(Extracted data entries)
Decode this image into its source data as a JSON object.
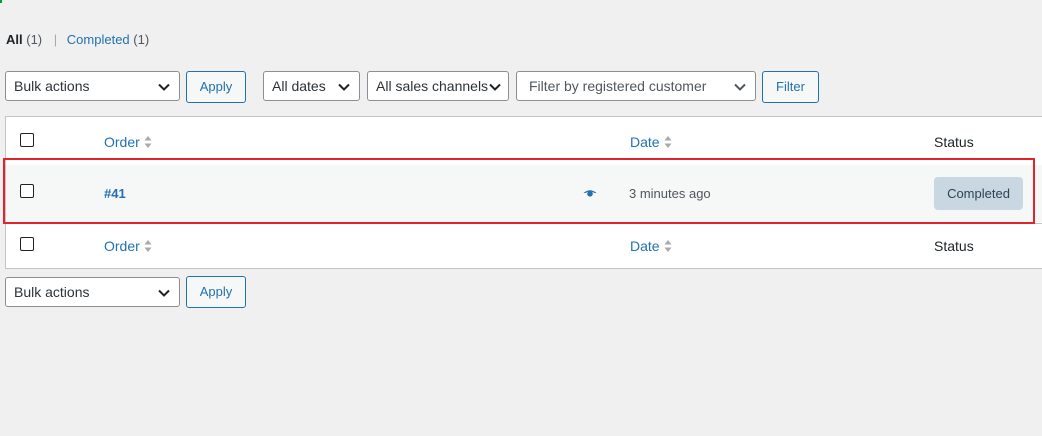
{
  "views": {
    "all_label": "All",
    "all_count": "(1)",
    "separator": "|",
    "completed_label": "Completed",
    "completed_count": "(1)"
  },
  "filters_top": {
    "bulk_actions": "Bulk actions",
    "apply": "Apply",
    "dates": "All dates",
    "channels": "All sales channels",
    "customer": "Filter by registered customer",
    "filter": "Filter"
  },
  "table": {
    "columns": {
      "order": "Order",
      "date": "Date",
      "status": "Status"
    },
    "rows": [
      {
        "order": "#41",
        "date": "3 minutes ago",
        "status": "Completed"
      }
    ]
  },
  "filters_bottom": {
    "bulk_actions": "Bulk actions",
    "apply": "Apply"
  },
  "colors": {
    "link": "#2271b1",
    "status_completed_bg": "#c8d7e1",
    "status_completed_fg": "#2e4453",
    "highlight": "#e3222b"
  },
  "icons": {
    "preview": "eye-icon",
    "sort": "sort-arrows-icon",
    "dropdown": "chevron-down-icon"
  }
}
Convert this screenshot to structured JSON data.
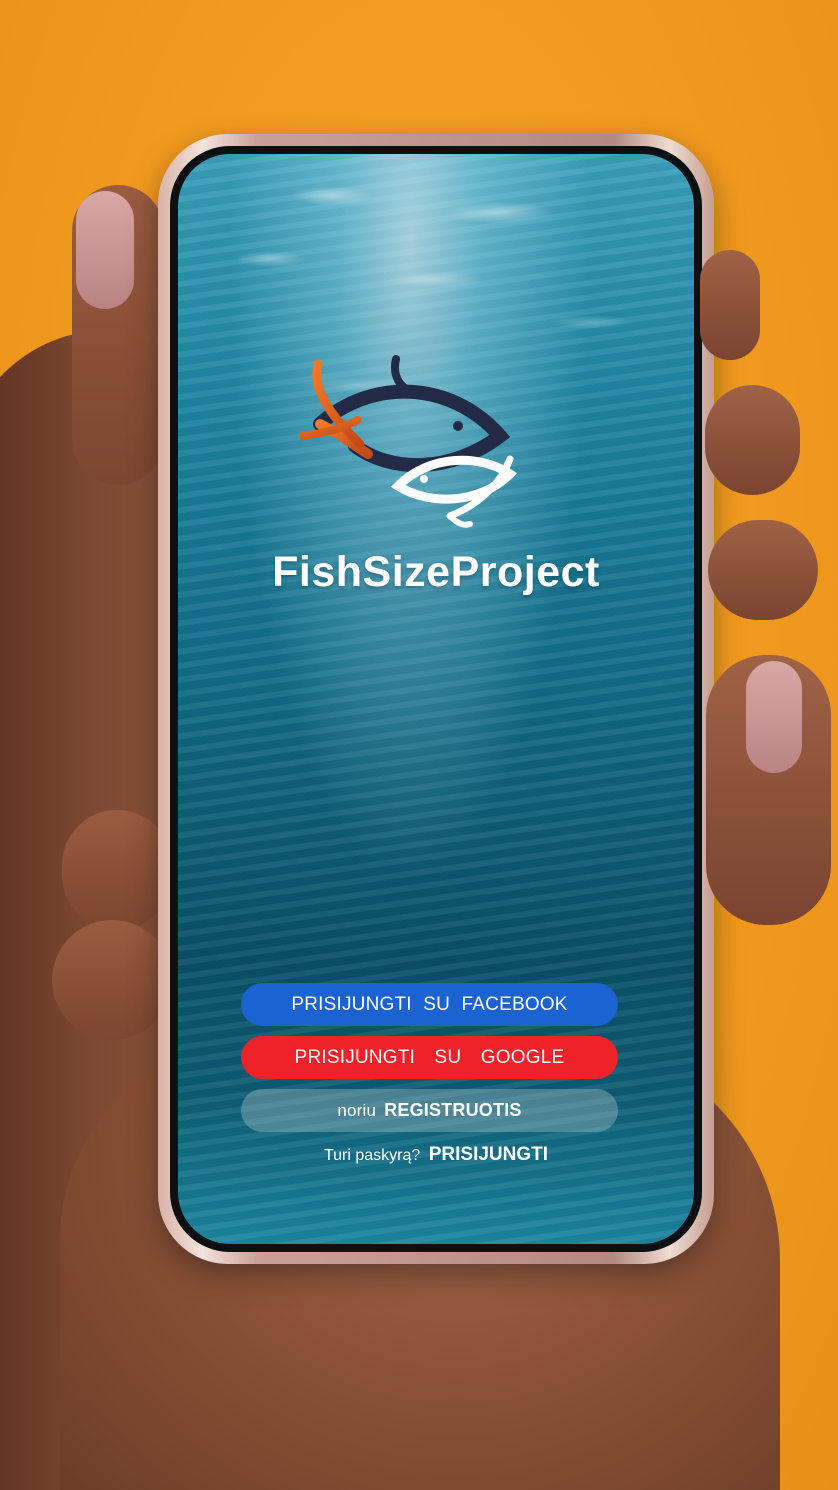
{
  "app": {
    "title": "FishSizeProject"
  },
  "buttons": {
    "facebook": "PRISIJUNGTI SU FACEBOOK",
    "google": "PRISIJUNGTI SU GOOGLE",
    "register_prefix": "noriu",
    "register_action": "REGISTRUOTIS"
  },
  "login": {
    "prompt": "Turi paskyrą?",
    "action": "PRISIJUNGTI"
  },
  "colors": {
    "background": "#f19a1f",
    "facebook": "#1a63d1",
    "google": "#ee2229",
    "water": "#136e8a"
  },
  "icons": {
    "logo": "two-fish-logo-icon"
  }
}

» What the task asks
Transcribe the listing above verbatim. Omit the pictures.

» Solution below
Decode this image into its source data as a JSON object.
{
  "views": {
    "all_label": "All",
    "all_count": "(1)",
    "separator": "|",
    "completed_label": "Completed",
    "completed_count": "(1)"
  },
  "filters_top": {
    "bulk_actions": "Bulk actions",
    "apply": "Apply",
    "dates": "All dates",
    "channels": "All sales channels",
    "customer": "Filter by registered customer",
    "filter": "Filter"
  },
  "table": {
    "columns": {
      "order": "Order",
      "date": "Date",
      "status": "Status"
    },
    "rows": [
      {
        "order": "#41",
        "date": "3 minutes ago",
        "status": "Completed"
      }
    ]
  },
  "filters_bottom": {
    "bulk_actions": "Bulk actions",
    "apply": "Apply"
  },
  "colors": {
    "link": "#2271b1",
    "status_completed_bg": "#c8d7e1",
    "status_completed_fg": "#2e4453",
    "highlight": "#e3222b"
  },
  "icons": {
    "preview": "eye-icon",
    "sort": "sort-arrows-icon",
    "dropdown": "chevron-down-icon"
  }
}
Convert this screenshot to structured JSON data.
{
  "app": {
    "title": "FishSizeProject"
  },
  "buttons": {
    "facebook": "PRISIJUNGTI SU FACEBOOK",
    "google": "PRISIJUNGTI SU GOOGLE",
    "register_prefix": "noriu",
    "register_action": "REGISTRUOTIS"
  },
  "login": {
    "prompt": "Turi paskyrą?",
    "action": "PRISIJUNGTI"
  },
  "colors": {
    "background": "#f19a1f",
    "facebook": "#1a63d1",
    "google": "#ee2229",
    "water": "#136e8a"
  },
  "icons": {
    "logo": "two-fish-logo-icon"
  }
}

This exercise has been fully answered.